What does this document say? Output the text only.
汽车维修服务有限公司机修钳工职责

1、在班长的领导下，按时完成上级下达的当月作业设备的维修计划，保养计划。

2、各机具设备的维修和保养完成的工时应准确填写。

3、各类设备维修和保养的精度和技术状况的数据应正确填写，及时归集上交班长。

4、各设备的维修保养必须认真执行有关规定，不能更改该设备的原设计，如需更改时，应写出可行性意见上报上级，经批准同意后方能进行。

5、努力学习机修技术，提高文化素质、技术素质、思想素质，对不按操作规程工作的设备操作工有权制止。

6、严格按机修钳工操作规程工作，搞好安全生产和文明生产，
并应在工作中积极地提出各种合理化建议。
════
**WORK INSTRUCTIONS**
Recopy the whole listing exactly.

**TASK RESULT**
What does this document say? Output the text only.
汽车维修服务有限公司机修钳工职责

1、在班长的领导下，按时完成上级下达的当月作业设备的维修计划，保养计划。

2、各机具设备的维修和保养完成的工时应准确填写。

3、各类设备维修和保养的精度和技术状况的数据应正确填写，及时归集上交班长。

4、各设备的维修保养必须认真执行有关规定，不能更改该设备的原设计，如需更改时，应写出可行性意见上报上级，经批准同意后方能进行。

5、努力学习机修技术，提高文化素质、技术素质、思想素质，对不按操作规程工作的设备操作工有权制止。

6、严格按机修钳工操作规程工作，搞好安全生产和文明生产，
并应在工作中积极地提出各种合理化建议。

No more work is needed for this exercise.